Tasks to carry out:
• a. In the interview with Saito Sensei, why does training include the throwing stage? Answer in one to three sentences.
• b. Arrange the entries from the line containing "contact-name[interactable]: Семён [410,70,445,82]" through the line containing "chevron-down-icon[interactable]: ⌄ [370,556,378,567]" as a JSON list of strings, one string per line, omitting any blank lines.

Source document:
◆ ◆ ◆ ◆ ◆
Saito Sensei: In an actual fight, you can punch any time and you can show aggression to finish off. But in the training, unless you bring out the throwing stage, your partner doesn’t develop a strong body and good balance. Being thrown is also part of training. We have a much larger range of technique, and at any time you can use the aggression and then finish off with a throw.

Erle: So what people actually see in the dojo is a training method to gain a martial aspect. So if you were attacked in the street you wouldn’t necessarily see what one sees in the dojo. Is that correct?

Saito Sensei: Yes. If it is an actual fight, it is immediate – like that (He snaps his fingers) Instant technique. When I was young I always tested against the gangsters in the street (Saburo Sensei interjects: “Sensei was famous…”) I was caught by the police many times, but was let off because they were gangsters. The palm is much is much more dangerous than the fist. It will not only damage, but it will also throw the person hard onto the ground, onto the back of his head.
◆ ◆ ◆ ◆ ◆
Data to process:
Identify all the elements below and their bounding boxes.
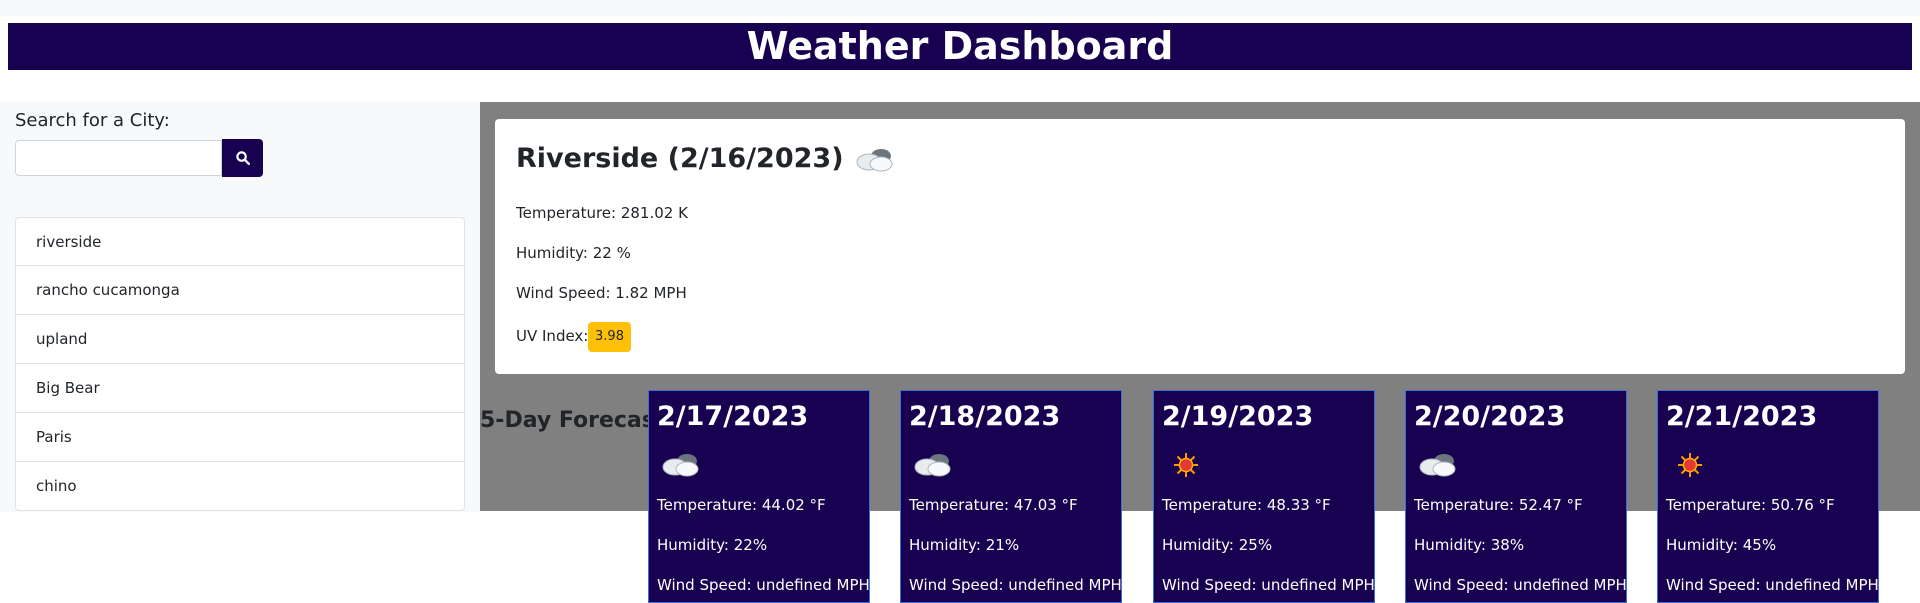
current-temperature: Temperature: 281.02 K bbox=[516, 204, 688, 222]
cloudy-icon bbox=[662, 454, 699, 477]
forecast-card: 2/21/2023 Temperature: 50.76 °F Humidity… bbox=[1657, 390, 1879, 603]
uv-index-badge: 3.98 bbox=[588, 322, 631, 352]
forecast-temperature: Temperature: 47.03 °F bbox=[909, 496, 1078, 514]
search-button[interactable] bbox=[222, 139, 263, 177]
forecast-temperature: Temperature: 44.02 °F bbox=[657, 496, 826, 514]
current-humidity: Humidity: 22 % bbox=[516, 244, 631, 262]
forecast-wind-speed: Wind Speed: undefined MPH bbox=[657, 576, 870, 594]
forecast-card: 2/19/2023 Temperature: 48.33 °F Humidity… bbox=[1153, 390, 1375, 603]
sun-icon bbox=[1678, 453, 1702, 477]
app-header: Weather Dashboard bbox=[8, 23, 1912, 70]
forecast-wind-speed: Wind Speed: undefined MPH bbox=[909, 576, 1122, 594]
forecast-heading: 5-Day Forecast: bbox=[480, 408, 675, 433]
forecast-card: 2/17/2023 Temperature: 44.02 °F Humidity… bbox=[648, 390, 870, 603]
forecast-date: 2/17/2023 bbox=[657, 401, 809, 432]
forecast-temperature: Temperature: 52.47 °F bbox=[1414, 496, 1583, 514]
current-city-title: Riverside (2/16/2023) bbox=[516, 143, 897, 174]
search-label: Search for a City: bbox=[15, 110, 170, 131]
forecast-date: 2/21/2023 bbox=[1666, 401, 1818, 432]
forecast-wind-speed: Wind Speed: undefined MPH bbox=[1414, 576, 1627, 594]
search-icon bbox=[235, 151, 250, 165]
history-item-riverside[interactable]: riverside bbox=[15, 217, 465, 266]
forecast-humidity: Humidity: 21% bbox=[909, 536, 1020, 554]
forecast-card: 2/18/2023 Temperature: 47.03 °F Humidity… bbox=[900, 390, 1122, 603]
forecast-humidity: Humidity: 38% bbox=[1414, 536, 1525, 554]
history-item-rancho-cucamonga[interactable]: rancho cucamonga bbox=[15, 266, 465, 315]
current-wind-speed: Wind Speed: 1.82 MPH bbox=[516, 284, 687, 302]
search-input[interactable] bbox=[15, 140, 222, 176]
history-item-chino[interactable]: chino bbox=[15, 462, 465, 511]
cloudy-icon bbox=[1419, 454, 1456, 477]
forecast-date: 2/18/2023 bbox=[909, 401, 1061, 432]
forecast-wind-speed: Wind Speed: undefined MPH bbox=[1666, 576, 1879, 594]
page-title: Weather Dashboard bbox=[746, 24, 1174, 68]
history-item-paris[interactable]: Paris bbox=[15, 413, 465, 462]
forecast-date: 2/19/2023 bbox=[1162, 401, 1314, 432]
forecast-card: 2/20/2023 Temperature: 52.47 °F Humidity… bbox=[1405, 390, 1627, 603]
forecast-humidity: Humidity: 22% bbox=[657, 536, 768, 554]
forecast-wind-speed: Wind Speed: undefined MPH bbox=[1162, 576, 1375, 594]
forecast-temperature: Temperature: 50.76 °F bbox=[1666, 496, 1835, 514]
forecast-temperature: Temperature: 48.33 °F bbox=[1162, 496, 1331, 514]
forecast-humidity: Humidity: 25% bbox=[1162, 536, 1273, 554]
history-item-upland[interactable]: upland bbox=[15, 315, 465, 364]
forecast-humidity: Humidity: 45% bbox=[1666, 536, 1777, 554]
cloudy-icon bbox=[914, 454, 951, 477]
history-item-big-bear[interactable]: Big Bear bbox=[15, 364, 465, 413]
current-city-date: Riverside (2/16/2023) bbox=[516, 143, 844, 174]
search-history-list: riverside rancho cucamonga upland Big Be… bbox=[15, 217, 465, 511]
forecast-date: 2/20/2023 bbox=[1414, 401, 1566, 432]
top-strip bbox=[0, 0, 1920, 16]
cloudy-icon bbox=[856, 148, 893, 171]
sun-icon bbox=[1174, 453, 1198, 477]
uv-index-label: UV Index: bbox=[516, 327, 589, 345]
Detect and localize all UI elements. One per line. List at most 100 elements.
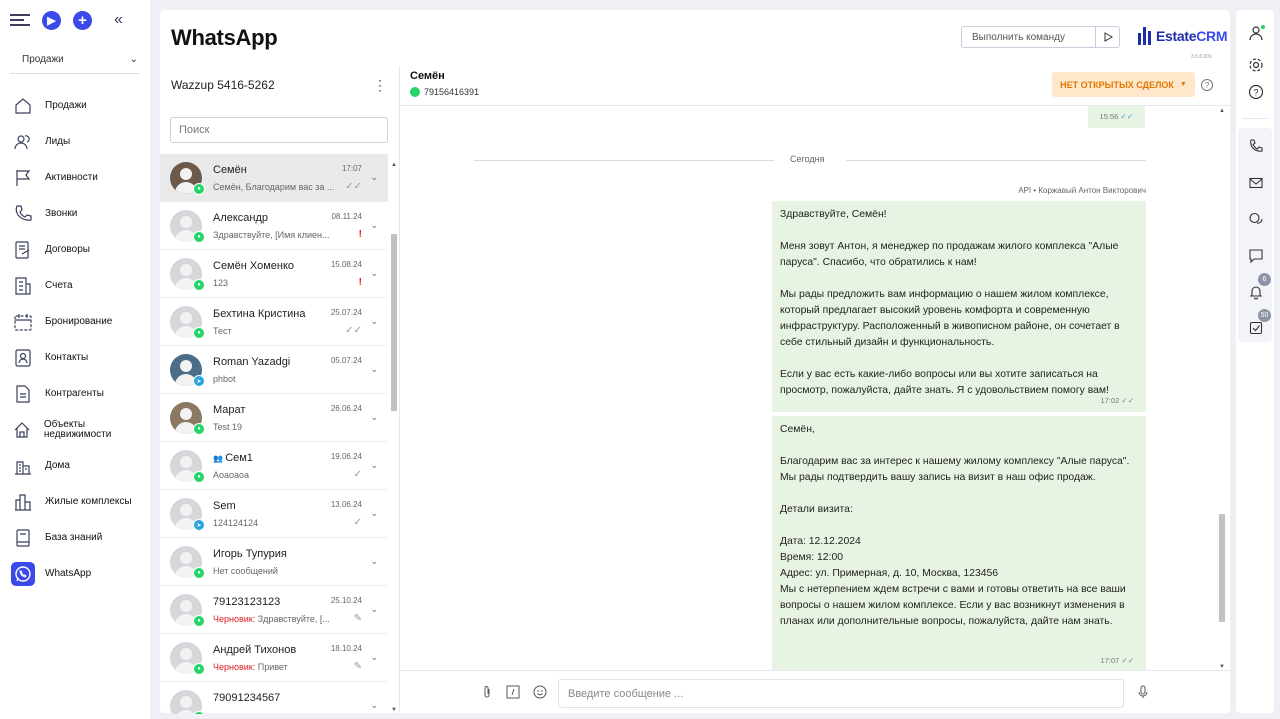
contact-name[interactable]: Семён [410,70,445,82]
settings-icon[interactable] [1246,55,1266,75]
collapse-sidebar-icon[interactable]: « [114,11,123,29]
message-text: Семён, Благодарим вас за интерес к нашем… [780,424,1130,627]
help-icon[interactable]: ? [1201,79,1213,91]
chevron-down-icon[interactable]: ⌄ [370,556,378,567]
sidebar-item-11[interactable]: Жилые комплексы [0,484,150,520]
message-scrollbar[interactable]: ▲ ▼ [1216,106,1226,670]
chat-list-item[interactable]: ● 79123123123 25.10.24 Черновик: Здравствуй… [160,586,388,634]
chat-list-item[interactable]: ● Андрей Тихонов 18.10.24 Черновик: Привет ✎… [160,634,388,682]
template-icon[interactable] [506,685,520,699]
divider [1242,118,1268,119]
chat-list-item[interactable]: ● Марат 26.06.24 Test 19 ⌄ [160,394,388,442]
chevron-down-icon[interactable]: ⌄ [370,172,378,183]
chat-name: Марат [213,404,246,416]
chat-list-item[interactable]: ● Семён Хоменко 15.08.24 123! ⌄ [160,250,388,298]
chevron-down-icon[interactable]: ⌄ [370,508,378,519]
microphone-icon[interactable] [1136,685,1150,699]
message-area: 124 15:56 ✓✓ Сегодня API • Коржавый Анто… [400,106,1230,670]
sidebar-item-label: Счета [45,280,73,291]
play-icon[interactable]: ▶ [42,10,61,30]
more-options-icon[interactable]: ⋮ [373,78,387,92]
chevron-down-icon[interactable]: ⌄ [370,364,378,375]
message-input[interactable]: Введите сообщение ... [558,679,1124,708]
sidebar-item-7[interactable]: Контакты [0,340,150,376]
chevron-down-icon[interactable]: ⌄ [370,652,378,663]
sidebar-item-label: Дома [45,460,70,471]
open-deals-button[interactable]: НЕТ ОТКРЫТЫХ СДЕЛОК ▼ [1052,72,1195,97]
page-header: WhatsApp Выполнить команду EstateCRM 3.5… [160,10,1230,66]
chat-list-item[interactable]: ● Бехтина Кристина 25.07.24 Тест ✓✓ ⌄ [160,298,388,346]
message-bubble: Здравствуйте, Семён! Меня зовут Антон, я… [772,201,1146,412]
sidebar-item-9[interactable]: Объекты недвижимости [0,412,150,448]
sidebar-item-8[interactable]: Контрагенты [0,376,150,412]
home-icon [11,94,35,118]
chevron-down-icon: ⌄ [129,54,138,65]
chat-list-item[interactable]: ● Семён 17:07 Семён, Благодарим вас за ... ✓… [160,154,388,202]
group-icon: 👥 [213,454,226,463]
chat-list-item[interactable]: ➤ Sem 13.06.24 124124124 ✓ ⌄ [160,490,388,538]
whatsapp-icon: ● [193,663,205,675]
whatsapp-icon: ● [193,183,205,195]
section-select[interactable]: Продажи ⌄ [10,52,140,74]
chat-date: 17:07 [341,164,362,173]
phone-icon [11,202,35,226]
caret-down-icon: ▼ [1179,81,1187,88]
sidebar-item-5[interactable]: Счета [0,268,150,304]
chevron-down-icon[interactable]: ⌄ [370,700,378,711]
chat-list-item[interactable]: ● Игорь Тупурия Нет сообщений ⌄ [160,538,388,586]
menu-icon[interactable] [10,13,30,27]
message-time: 15:56 [1099,112,1119,121]
sidebar-item-3[interactable]: Звонки [0,196,150,232]
whatsapp-icon: ● [193,423,205,435]
add-icon[interactable]: + [73,10,92,30]
sidebar-item-1[interactable]: Лиды [0,124,150,160]
sidebar-item-label: Активности [45,172,98,183]
main-panel: WhatsApp Выполнить команду EstateCRM 3.5… [160,10,1230,714]
document-icon [11,382,35,406]
chat-preview: Нет сообщений [213,566,278,576]
chat-list-scrollbar[interactable]: ▲ ▼ [389,162,399,713]
comment-icon[interactable] [1246,246,1266,266]
search-input[interactable]: Поиск [170,117,388,143]
sidebar-item-0[interactable]: Продажи [0,88,150,124]
chevron-down-icon[interactable]: ⌄ [370,268,378,279]
chat-name: Бехтина Кристина [213,308,306,320]
contact-phone: 79156416391 [424,87,480,97]
message-bubble: Семён, Благодарим вас за интерес к нашем… [772,416,1146,670]
sidebar-item-label: Контрагенты [45,388,104,399]
chat-preview: Здравствуйте, [... [257,614,330,624]
mail-icon[interactable] [1246,173,1266,193]
sidebar-item-2[interactable]: Активности [0,160,150,196]
chat-list-item[interactable]: ● Александр 08.11.24 Здравствуйте, [Имя кли… [160,202,388,250]
sidebar-item-12[interactable]: База знаний [0,520,150,556]
command-input[interactable]: Выполнить команду [961,26,1120,48]
chevron-down-icon[interactable]: ⌄ [370,460,378,471]
right-toolbar: ? 6 50 [1236,10,1274,713]
day-separator: Сегодня [474,154,1146,166]
help-icon[interactable]: ? [1246,82,1266,102]
contract-icon [11,238,35,262]
sidebar-item-label: База знаний [45,532,103,543]
sidebar-item-4[interactable]: Договоры [0,232,150,268]
phone-icon[interactable] [1246,136,1266,156]
emoji-icon[interactable] [533,685,547,699]
sidebar-item-10[interactable]: Дома [0,448,150,484]
run-command-icon[interactable] [1095,27,1119,47]
chat-list-item[interactable]: ➤ Roman Yazadgi 05.07.24 phbot ⌄ [160,346,388,394]
attachment-icon[interactable] [480,685,494,699]
sidebar-item-13[interactable]: WhatsApp [0,556,150,592]
sidebar-item-6[interactable]: Бронирование [0,304,150,340]
user-profile-icon[interactable] [1246,23,1266,43]
message-status-icon: ✓✓ [345,181,362,192]
message-status-icon: ✓ [353,517,362,528]
chat-bubbles-icon[interactable] [1246,209,1266,229]
read-check-icon: ✓✓ [1120,112,1133,121]
chevron-down-icon[interactable]: ⌄ [370,220,378,231]
chevron-down-icon[interactable]: ⌄ [370,604,378,615]
chevron-down-icon[interactable]: ⌄ [370,412,378,423]
chevron-down-icon[interactable]: ⌄ [370,316,378,327]
message-text: Здравствуйте, Семён! Меня зовут Антон, я… [780,209,1120,396]
chat-list-item[interactable]: ● 79091234567 ⌄ [160,682,388,714]
chat-list-item[interactable]: ● 👥 Сем1 19.06.24 Аоаоаоа ✓ ⌄ [160,442,388,490]
online-status-dot [1261,25,1265,29]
◆ ◆ ◆ ◆ ◆
Responses in order:
• a. Saito Sensei explains that unless the throwing stage is brought out in training, the partner does not develop a strong body and good balance. For that reason, being thrown is also part of training.

• b.
[
  "contact-name[interactable]: Семён [410,70,445,82]",
  "settings-icon[interactable] [1246,55,1266,75]",
  "collapse-sidebar-icon[interactable]: « [114,11,123,29]",
  "message-text: Семён, Благодарим вас за интерес к нашем… [780,424,1130,627]",
  "help-icon[interactable]: ? [1201,79,1213,91]",
  "chevron-down-icon[interactable]: ⌄ [370,556,378,567]"
]